Start of Dataset excerpts

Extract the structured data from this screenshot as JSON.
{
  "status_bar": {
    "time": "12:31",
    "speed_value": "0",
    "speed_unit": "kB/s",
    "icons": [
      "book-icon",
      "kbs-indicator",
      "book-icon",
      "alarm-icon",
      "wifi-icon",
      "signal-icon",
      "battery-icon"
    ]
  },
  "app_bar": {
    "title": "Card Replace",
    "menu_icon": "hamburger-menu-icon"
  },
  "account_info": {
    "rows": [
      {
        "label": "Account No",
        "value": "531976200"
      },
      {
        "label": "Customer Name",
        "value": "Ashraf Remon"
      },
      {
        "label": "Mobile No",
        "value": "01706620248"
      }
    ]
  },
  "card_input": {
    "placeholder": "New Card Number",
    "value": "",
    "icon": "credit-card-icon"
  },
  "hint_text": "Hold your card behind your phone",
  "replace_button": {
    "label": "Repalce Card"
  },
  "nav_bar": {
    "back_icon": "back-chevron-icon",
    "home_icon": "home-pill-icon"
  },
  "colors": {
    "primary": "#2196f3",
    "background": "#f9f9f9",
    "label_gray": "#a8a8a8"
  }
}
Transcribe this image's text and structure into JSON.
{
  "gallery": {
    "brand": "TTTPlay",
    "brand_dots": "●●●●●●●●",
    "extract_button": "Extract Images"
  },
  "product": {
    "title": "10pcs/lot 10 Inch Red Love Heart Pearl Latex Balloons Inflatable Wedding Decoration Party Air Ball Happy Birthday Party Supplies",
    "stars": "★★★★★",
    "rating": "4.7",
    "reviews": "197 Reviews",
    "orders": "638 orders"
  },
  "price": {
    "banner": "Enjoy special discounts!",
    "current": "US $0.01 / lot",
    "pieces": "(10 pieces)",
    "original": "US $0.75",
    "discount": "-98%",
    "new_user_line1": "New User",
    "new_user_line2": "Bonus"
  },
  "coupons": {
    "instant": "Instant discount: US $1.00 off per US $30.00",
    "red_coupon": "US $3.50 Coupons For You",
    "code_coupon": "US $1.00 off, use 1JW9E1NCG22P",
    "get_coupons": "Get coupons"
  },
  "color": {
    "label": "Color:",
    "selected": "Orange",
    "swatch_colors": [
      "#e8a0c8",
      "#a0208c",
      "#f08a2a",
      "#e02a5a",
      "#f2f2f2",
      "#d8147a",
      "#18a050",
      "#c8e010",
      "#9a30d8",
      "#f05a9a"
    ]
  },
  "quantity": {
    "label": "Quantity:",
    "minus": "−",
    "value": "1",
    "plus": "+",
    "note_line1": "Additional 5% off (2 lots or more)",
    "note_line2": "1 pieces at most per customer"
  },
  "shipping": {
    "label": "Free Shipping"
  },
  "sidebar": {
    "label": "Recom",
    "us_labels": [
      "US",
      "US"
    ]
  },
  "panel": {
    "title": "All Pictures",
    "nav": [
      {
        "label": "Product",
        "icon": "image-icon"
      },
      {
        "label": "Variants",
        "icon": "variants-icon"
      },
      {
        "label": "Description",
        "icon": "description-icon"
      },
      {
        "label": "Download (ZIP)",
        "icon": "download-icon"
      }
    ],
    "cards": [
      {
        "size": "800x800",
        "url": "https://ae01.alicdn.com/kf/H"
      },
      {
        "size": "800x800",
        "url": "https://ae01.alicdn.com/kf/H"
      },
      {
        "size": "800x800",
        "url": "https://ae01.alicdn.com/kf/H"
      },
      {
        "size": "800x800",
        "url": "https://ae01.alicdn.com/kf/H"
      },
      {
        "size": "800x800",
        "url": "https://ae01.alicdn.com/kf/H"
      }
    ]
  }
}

End of Dataset excerpts

## Directive
Write out all of the records above exactly as they appear.

## Task solution
Extract the structured data from this screenshot as JSON.
{
  "status_bar": {
    "time": "12:31",
    "speed_value": "0",
    "speed_unit": "kB/s",
    "icons": [
      "book-icon",
      "kbs-indicator",
      "book-icon",
      "alarm-icon",
      "wifi-icon",
      "signal-icon",
      "battery-icon"
    ]
  },
  "app_bar": {
    "title": "Card Replace",
    "menu_icon": "hamburger-menu-icon"
  },
  "account_info": {
    "rows": [
      {
        "label": "Account No",
        "value": "531976200"
      },
      {
        "label": "Customer Name",
        "value": "Ashraf Remon"
      },
      {
        "label": "Mobile No",
        "value": "01706620248"
      }
    ]
  },
  "card_input": {
    "placeholder": "New Card Number",
    "value": "",
    "icon": "credit-card-icon"
  },
  "hint_text": "Hold your card behind your phone",
  "replace_button": {
    "label": "Repalce Card"
  },
  "nav_bar": {
    "back_icon": "back-chevron-icon",
    "home_icon": "home-pill-icon"
  },
  "colors": {
    "primary": "#2196f3",
    "background": "#f9f9f9",
    "label_gray": "#a8a8a8"
  }
}
Transcribe this image's text and structure into JSON.
{
  "gallery": {
    "brand": "TTTPlay",
    "brand_dots": "●●●●●●●●",
    "extract_button": "Extract Images"
  },
  "product": {
    "title": "10pcs/lot 10 Inch Red Love Heart Pearl Latex Balloons Inflatable Wedding Decoration Party Air Ball Happy Birthday Party Supplies",
    "stars": "★★★★★",
    "rating": "4.7",
    "reviews": "197 Reviews",
    "orders": "638 orders"
  },
  "price": {
    "banner": "Enjoy special discounts!",
    "current": "US $0.01 / lot",
    "pieces": "(10 pieces)",
    "original": "US $0.75",
    "discount": "-98%",
    "new_user_line1": "New User",
    "new_user_line2": "Bonus"
  },
  "coupons": {
    "instant": "Instant discount: US $1.00 off per US $30.00",
    "red_coupon": "US $3.50 Coupons For You",
    "code_coupon": "US $1.00 off, use 1JW9E1NCG22P",
    "get_coupons": "Get coupons"
  },
  "color": {
    "label": "Color:",
    "selected": "Orange",
    "swatch_colors": [
      "#e8a0c8",
      "#a0208c",
      "#f08a2a",
      "#e02a5a",
      "#f2f2f2",
      "#d8147a",
      "#18a050",
      "#c8e010",
      "#9a30d8",
      "#f05a9a"
    ]
  },
  "quantity": {
    "label": "Quantity:",
    "minus": "−",
    "value": "1",
    "plus": "+",
    "note_line1": "Additional 5% off (2 lots or more)",
    "note_line2": "1 pieces at most per customer"
  },
  "shipping": {
    "label": "Free Shipping"
  },
  "sidebar": {
    "label": "Recom",
    "us_labels": [
      "US",
      "US"
    ]
  },
  "panel": {
    "title": "All Pictures",
    "nav": [
      {
        "label": "Product",
        "icon": "image-icon"
      },
      {
        "label": "Variants",
        "icon": "variants-icon"
      },
      {
        "label": "Description",
        "icon": "description-icon"
      },
      {
        "label": "Download (ZIP)",
        "icon": "download-icon"
      }
    ],
    "cards": [
      {
        "size": "800x800",
        "url": "https://ae01.alicdn.com/kf/H"
      },
      {
        "size": "800x800",
        "url": "https://ae01.alicdn.com/kf/H"
      },
      {
        "size": "800x800",
        "url": "https://ae01.alicdn.com/kf/H"
      },
      {
        "size": "800x800",
        "url": "https://ae01.alicdn.com/kf/H"
      },
      {
        "size": "800x800",
        "url": "https://ae01.alicdn.com/kf/H"
      }
    ]
  }
}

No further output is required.